SUPPLIED ENTRIES:

* Begin *

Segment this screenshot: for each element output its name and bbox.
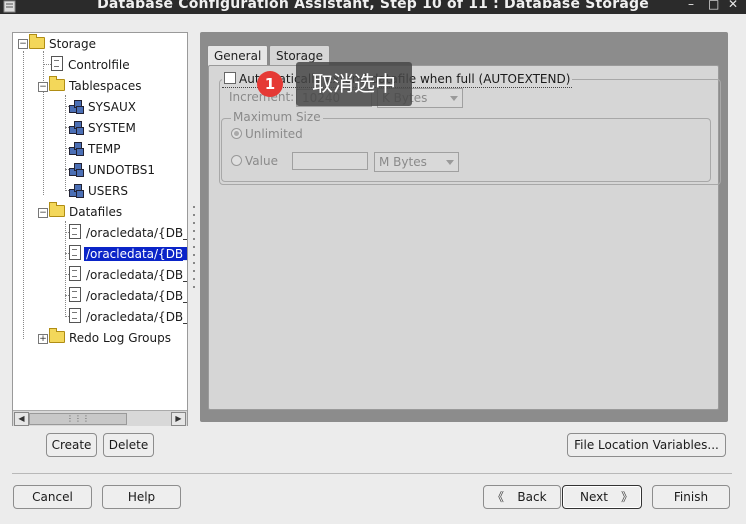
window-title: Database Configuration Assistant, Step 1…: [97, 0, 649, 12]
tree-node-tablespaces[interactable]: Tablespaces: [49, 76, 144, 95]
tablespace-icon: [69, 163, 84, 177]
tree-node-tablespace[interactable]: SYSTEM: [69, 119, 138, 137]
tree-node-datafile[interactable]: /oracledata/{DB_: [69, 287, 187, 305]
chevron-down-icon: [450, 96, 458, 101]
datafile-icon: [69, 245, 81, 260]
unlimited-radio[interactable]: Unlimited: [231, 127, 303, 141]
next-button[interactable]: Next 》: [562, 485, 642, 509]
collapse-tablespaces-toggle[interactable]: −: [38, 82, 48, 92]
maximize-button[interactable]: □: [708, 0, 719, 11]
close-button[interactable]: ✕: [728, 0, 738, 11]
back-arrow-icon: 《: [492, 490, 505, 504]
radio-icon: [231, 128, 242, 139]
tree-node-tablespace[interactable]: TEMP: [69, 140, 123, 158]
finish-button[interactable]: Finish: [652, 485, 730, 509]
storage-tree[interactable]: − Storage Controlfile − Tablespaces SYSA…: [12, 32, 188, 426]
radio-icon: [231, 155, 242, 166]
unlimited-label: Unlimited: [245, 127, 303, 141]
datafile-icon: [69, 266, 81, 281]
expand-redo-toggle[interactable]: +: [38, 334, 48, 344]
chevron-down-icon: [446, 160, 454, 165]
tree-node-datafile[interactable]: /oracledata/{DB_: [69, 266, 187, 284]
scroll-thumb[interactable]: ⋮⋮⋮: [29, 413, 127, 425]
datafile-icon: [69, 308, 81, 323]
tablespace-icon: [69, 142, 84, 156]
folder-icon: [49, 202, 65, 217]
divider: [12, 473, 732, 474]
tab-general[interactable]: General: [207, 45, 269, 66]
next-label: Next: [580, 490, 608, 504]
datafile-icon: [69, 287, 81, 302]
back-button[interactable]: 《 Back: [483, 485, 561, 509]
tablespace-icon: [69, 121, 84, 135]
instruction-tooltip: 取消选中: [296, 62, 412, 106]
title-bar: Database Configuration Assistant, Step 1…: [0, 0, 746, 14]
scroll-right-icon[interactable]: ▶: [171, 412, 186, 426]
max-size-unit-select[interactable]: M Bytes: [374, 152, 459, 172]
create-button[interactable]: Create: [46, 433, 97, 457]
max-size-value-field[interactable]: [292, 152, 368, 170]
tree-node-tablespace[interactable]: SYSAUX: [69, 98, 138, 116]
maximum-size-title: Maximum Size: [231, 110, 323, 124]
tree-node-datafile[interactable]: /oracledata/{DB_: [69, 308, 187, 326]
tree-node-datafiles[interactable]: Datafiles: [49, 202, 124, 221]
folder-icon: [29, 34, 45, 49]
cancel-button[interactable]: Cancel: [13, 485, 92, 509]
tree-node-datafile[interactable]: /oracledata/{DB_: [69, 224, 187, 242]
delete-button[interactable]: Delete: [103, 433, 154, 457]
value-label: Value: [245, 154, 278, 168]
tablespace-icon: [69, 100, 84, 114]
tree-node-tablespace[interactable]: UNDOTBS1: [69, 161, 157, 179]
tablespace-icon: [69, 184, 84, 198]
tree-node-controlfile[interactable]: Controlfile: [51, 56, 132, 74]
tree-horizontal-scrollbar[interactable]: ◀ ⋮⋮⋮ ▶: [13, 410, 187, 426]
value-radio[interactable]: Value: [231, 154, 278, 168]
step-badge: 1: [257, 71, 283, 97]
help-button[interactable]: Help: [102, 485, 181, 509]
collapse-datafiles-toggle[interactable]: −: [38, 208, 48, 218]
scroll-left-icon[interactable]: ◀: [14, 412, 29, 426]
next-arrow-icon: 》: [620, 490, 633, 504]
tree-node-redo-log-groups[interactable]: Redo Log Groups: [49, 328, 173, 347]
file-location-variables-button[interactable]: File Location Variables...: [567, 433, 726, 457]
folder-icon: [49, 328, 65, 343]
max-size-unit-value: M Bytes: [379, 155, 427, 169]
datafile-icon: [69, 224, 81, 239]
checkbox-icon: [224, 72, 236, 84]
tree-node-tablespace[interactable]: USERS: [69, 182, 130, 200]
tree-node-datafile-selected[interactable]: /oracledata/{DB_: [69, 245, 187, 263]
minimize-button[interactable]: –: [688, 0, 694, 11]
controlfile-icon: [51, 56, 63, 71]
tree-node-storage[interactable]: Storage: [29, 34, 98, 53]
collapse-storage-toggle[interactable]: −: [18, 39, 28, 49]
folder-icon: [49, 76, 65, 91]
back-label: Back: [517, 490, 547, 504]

* End *
* Begin *

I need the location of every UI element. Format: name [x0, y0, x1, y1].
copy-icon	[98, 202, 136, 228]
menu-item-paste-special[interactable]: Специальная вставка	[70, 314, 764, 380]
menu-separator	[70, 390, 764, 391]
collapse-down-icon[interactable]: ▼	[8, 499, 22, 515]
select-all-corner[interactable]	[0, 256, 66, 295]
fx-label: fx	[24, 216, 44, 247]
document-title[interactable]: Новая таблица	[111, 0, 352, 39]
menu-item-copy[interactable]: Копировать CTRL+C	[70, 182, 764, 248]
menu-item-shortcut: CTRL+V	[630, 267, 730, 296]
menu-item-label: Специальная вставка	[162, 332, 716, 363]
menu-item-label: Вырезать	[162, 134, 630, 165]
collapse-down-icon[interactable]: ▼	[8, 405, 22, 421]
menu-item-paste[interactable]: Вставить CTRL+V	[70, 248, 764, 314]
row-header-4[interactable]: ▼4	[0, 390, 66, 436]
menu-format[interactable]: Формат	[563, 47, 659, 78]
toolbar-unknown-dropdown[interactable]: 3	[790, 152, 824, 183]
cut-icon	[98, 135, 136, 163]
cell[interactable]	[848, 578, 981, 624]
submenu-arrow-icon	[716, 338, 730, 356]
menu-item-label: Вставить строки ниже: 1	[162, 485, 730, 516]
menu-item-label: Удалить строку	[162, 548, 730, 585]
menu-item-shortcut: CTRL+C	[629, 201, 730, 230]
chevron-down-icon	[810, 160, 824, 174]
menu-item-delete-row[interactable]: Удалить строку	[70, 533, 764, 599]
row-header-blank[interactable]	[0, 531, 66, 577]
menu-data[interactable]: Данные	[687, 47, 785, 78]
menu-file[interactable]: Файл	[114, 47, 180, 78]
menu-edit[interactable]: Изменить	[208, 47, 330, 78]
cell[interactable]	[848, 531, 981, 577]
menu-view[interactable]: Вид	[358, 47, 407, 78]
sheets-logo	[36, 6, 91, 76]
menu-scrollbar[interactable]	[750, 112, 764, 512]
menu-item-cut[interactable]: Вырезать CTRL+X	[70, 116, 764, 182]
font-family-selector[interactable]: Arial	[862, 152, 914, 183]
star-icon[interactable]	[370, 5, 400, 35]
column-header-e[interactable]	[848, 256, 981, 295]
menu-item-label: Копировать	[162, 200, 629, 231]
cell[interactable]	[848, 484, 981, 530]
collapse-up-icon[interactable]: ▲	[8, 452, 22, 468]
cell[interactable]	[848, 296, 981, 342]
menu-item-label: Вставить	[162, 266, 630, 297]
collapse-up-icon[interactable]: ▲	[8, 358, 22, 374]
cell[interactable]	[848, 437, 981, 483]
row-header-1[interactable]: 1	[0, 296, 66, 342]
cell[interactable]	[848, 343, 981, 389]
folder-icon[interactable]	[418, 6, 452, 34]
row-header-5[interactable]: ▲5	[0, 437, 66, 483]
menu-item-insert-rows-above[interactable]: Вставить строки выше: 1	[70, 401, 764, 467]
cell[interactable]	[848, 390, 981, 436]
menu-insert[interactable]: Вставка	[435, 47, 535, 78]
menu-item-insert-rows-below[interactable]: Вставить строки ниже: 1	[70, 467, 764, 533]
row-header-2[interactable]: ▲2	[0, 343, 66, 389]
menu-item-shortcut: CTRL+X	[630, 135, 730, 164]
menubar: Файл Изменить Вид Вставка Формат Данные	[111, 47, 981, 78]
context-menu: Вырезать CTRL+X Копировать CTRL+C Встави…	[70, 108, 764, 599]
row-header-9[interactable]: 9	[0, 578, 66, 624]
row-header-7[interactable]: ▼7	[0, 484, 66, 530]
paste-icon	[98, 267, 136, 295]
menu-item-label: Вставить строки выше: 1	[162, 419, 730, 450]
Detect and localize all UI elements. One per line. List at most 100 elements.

* End *

Render the listing lines as a Markdown table with columns "Row" and "Line", beginning at the line containing "I need the location" and ending at the line containing "266, 630, 297]", both included. Leave out blank lines.

COMPLETE ANSWER:
| Row | Line |
|---|---|
| 1 | I need the location of every UI element. Format: name [x0, y0, x1, y1]. |
| 2 | copy-icon	[98, 202, 136, 228] |
| 3 | menu-item-paste-special[interactable]: Специальная вставка	[70, 314, 764, 380] |
| 4 | menu-separator	[70, 390, 764, 391] |
| 5 | collapse-down-icon[interactable]: ▼	[8, 499, 22, 515] |
| 6 | select-all-corner[interactable]	[0, 256, 66, 295] |
| 7 | fx-label: fx	[24, 216, 44, 247] |
| 8 | document-title[interactable]: Новая таблица	[111, 0, 352, 39] |
| 9 | menu-item-copy[interactable]: Копировать CTRL+C	[70, 182, 764, 248] |
| 10 | menu-item-shortcut: CTRL+V	[630, 267, 730, 296] |
| 11 | menu-item-label: Специальная вставка	[162, 332, 716, 363] |
| 12 | menu-item-label: Вырезать	[162, 134, 630, 165] |
| 13 | collapse-down-icon[interactable]: ▼	[8, 405, 22, 421] |
| 14 | menu-item-paste[interactable]: Вставить CTRL+V	[70, 248, 764, 314] |
| 15 | row-header-4[interactable]: ▼4	[0, 390, 66, 436] |
| 16 | menu-format[interactable]: Формат	[563, 47, 659, 78] |
| 17 | toolbar-unknown-dropdown[interactable]: 3	[790, 152, 824, 183] |
| 18 | cut-icon	[98, 135, 136, 163] |
| 19 | cell[interactable]	[848, 578, 981, 624] |
| 20 | submenu-arrow-icon	[716, 338, 730, 356] |
| 21 | menu-item-label: Вставить строки ниже: 1	[162, 485, 730, 516] |
| 22 | menu-item-label: Удалить строку	[162, 548, 730, 585] |
| 23 | menu-item-shortcut: CTRL+C	[629, 201, 730, 230] |
| 24 | chevron-down-icon	[810, 160, 824, 174] |
| 25 | menu-item-delete-row[interactable]: Удалить строку	[70, 533, 764, 599] |
| 26 | row-header-blank[interactable]	[0, 531, 66, 577] |
| 27 | menu-data[interactable]: Данные	[687, 47, 785, 78] |
| 28 | menu-file[interactable]: Файл	[114, 47, 180, 78] |
| 29 | menu-edit[interactable]: Изменить	[208, 47, 330, 78] |
| 30 | cell[interactable]	[848, 531, 981, 577] |
| 31 | menu-view[interactable]: Вид	[358, 47, 407, 78] |
| 32 | sheets-logo	[36, 6, 91, 76] |
| 33 | menu-scrollbar[interactable]	[750, 112, 764, 512] |
| 34 | menu-item-cut[interactable]: Вырезать CTRL+X	[70, 116, 764, 182] |
| 35 | font-family-selector[interactable]: Arial	[862, 152, 914, 183] |
| 36 | star-icon[interactable]	[370, 5, 400, 35] |
| 37 | column-header-e[interactable]	[848, 256, 981, 295] |
| 38 | menu-item-label: Копировать	[162, 200, 629, 231] |
| 39 | cell[interactable]	[848, 484, 981, 530] |
| 40 | collapse-up-icon[interactable]: ▲	[8, 452, 22, 468] |
| 41 | cell[interactable]	[848, 296, 981, 342] |
| 42 | menu-item-label: Вставить	[162, 266, 630, 297] |